[TASK TO CARRY OUT] In the text on English word usage, how is "pavement" said to be pronounced in Philadelphia?
BEGIN TEXT UNDER STUDY
    The second word refers to the covering of this lane (if any), may it be brick, tile or even wooden boards.
    Both words may seem to mean the same but they don’t.
    That Americans developed a penchant for the word “sidewalk” while the Brits stuck to their “pavement” is a discussion for another time.

    • When I lived in England, no Brit referred to the stone or concrete walking space beside the street as a sidewalk. They always said pavement. I learned to say the word, the same way I learned not to call trousers “pants”. Mockery is a good teacher.

    • In Philadelphia, the sidewalk is often called the pavement–pronounced “payment”. And in some parts of Pennsylvania the pavement is anything used for paving, including the blacktop on streets. It’s a local thing.

  2. Racialism is the belief in biological differences in races eg. Africans have a higher muscle to fat ratio than Chinese. This has nothing to do with racism, despite the sloppy laziness around us which would have us believe the words are synonymous.

  3. I recall reading- I forget where- that when the US won its independence from Britain (a grave mistake, imho!) there was a movement to adopt a language other than English.
END TEXT UNDER STUDY
BEGIN SOURCE INFORMATION
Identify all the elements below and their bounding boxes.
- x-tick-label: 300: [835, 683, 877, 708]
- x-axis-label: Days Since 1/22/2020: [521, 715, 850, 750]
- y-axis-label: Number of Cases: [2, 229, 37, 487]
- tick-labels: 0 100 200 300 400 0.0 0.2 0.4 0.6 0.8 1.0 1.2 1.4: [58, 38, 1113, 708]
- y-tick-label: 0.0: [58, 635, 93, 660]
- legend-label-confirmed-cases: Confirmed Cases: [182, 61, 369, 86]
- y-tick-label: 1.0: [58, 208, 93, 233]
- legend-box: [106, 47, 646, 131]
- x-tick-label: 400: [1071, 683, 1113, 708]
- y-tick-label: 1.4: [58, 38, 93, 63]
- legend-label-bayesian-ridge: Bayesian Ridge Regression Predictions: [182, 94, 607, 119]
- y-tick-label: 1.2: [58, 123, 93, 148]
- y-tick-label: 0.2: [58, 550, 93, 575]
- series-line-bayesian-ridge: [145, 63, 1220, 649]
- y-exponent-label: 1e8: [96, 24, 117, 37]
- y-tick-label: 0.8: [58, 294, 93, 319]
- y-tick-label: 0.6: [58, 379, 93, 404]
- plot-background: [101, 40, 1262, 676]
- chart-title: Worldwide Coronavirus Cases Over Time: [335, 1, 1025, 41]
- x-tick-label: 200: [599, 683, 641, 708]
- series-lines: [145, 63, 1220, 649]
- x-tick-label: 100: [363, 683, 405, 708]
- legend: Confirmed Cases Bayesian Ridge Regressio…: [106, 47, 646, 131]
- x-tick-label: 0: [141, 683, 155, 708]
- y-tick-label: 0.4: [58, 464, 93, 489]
END SOURCE INFORMATION
[WRITTEN SOLUTION] It is pronounced "payment."